* _Task objective_:
Search the listing below for the string "locations" and show each line that contains it.

* _Record excerpts_:
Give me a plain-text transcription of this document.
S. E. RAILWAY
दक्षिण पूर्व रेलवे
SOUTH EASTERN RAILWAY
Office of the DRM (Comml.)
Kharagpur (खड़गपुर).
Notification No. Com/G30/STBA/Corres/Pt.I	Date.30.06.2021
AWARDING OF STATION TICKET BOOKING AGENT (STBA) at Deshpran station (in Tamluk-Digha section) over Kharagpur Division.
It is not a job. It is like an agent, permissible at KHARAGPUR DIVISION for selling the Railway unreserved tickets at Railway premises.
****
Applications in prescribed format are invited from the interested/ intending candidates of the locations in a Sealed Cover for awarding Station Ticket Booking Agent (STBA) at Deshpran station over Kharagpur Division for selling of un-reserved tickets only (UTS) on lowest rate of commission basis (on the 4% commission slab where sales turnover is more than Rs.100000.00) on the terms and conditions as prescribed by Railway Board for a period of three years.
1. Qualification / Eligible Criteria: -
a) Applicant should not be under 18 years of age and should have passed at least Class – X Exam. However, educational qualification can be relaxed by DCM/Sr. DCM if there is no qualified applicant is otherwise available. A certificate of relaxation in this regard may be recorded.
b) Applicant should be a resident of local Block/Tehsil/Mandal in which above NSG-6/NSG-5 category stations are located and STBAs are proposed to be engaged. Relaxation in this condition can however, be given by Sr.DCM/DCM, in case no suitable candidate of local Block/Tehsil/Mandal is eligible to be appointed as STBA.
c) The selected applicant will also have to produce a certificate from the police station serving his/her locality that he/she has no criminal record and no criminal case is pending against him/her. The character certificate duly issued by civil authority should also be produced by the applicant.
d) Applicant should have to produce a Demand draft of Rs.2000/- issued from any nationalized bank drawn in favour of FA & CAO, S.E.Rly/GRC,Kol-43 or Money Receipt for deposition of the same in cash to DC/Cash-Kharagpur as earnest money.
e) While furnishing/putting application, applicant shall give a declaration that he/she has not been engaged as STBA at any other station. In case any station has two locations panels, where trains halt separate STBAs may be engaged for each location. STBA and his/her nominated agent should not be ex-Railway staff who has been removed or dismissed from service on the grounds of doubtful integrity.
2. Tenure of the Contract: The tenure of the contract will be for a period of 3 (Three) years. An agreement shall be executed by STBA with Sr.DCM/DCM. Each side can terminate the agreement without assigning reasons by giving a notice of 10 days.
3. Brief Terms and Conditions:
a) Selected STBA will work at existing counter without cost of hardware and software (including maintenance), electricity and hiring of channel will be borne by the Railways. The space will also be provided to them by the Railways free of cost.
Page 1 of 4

* _Exercise output_:
Applications in prescribed format are invited from the interested/ intending candidates of the locations in a Sealed Cover for awarding Station Ticket Booking Agent (STBA) at Deshpran station over Kharagpur Division for selling of un-reserved tickets only (UTS) on lowest rate of commission basis (on the 4% commission slab where sales turnover is more than Rs.100000.00) on the terms and conditions as prescribed by Railway Board for a period of three years.
e) While furnishing/putting application, applicant shall give a declaration that he/she has not been engaged as STBA at any other station. In case any station has two locations panels, where trains halt separate STBAs may be engaged for each location. STBA and his/her nominated agent should not be ex-Railway staff who has been removed or dismissed from service on the grounds of doubtful integrity.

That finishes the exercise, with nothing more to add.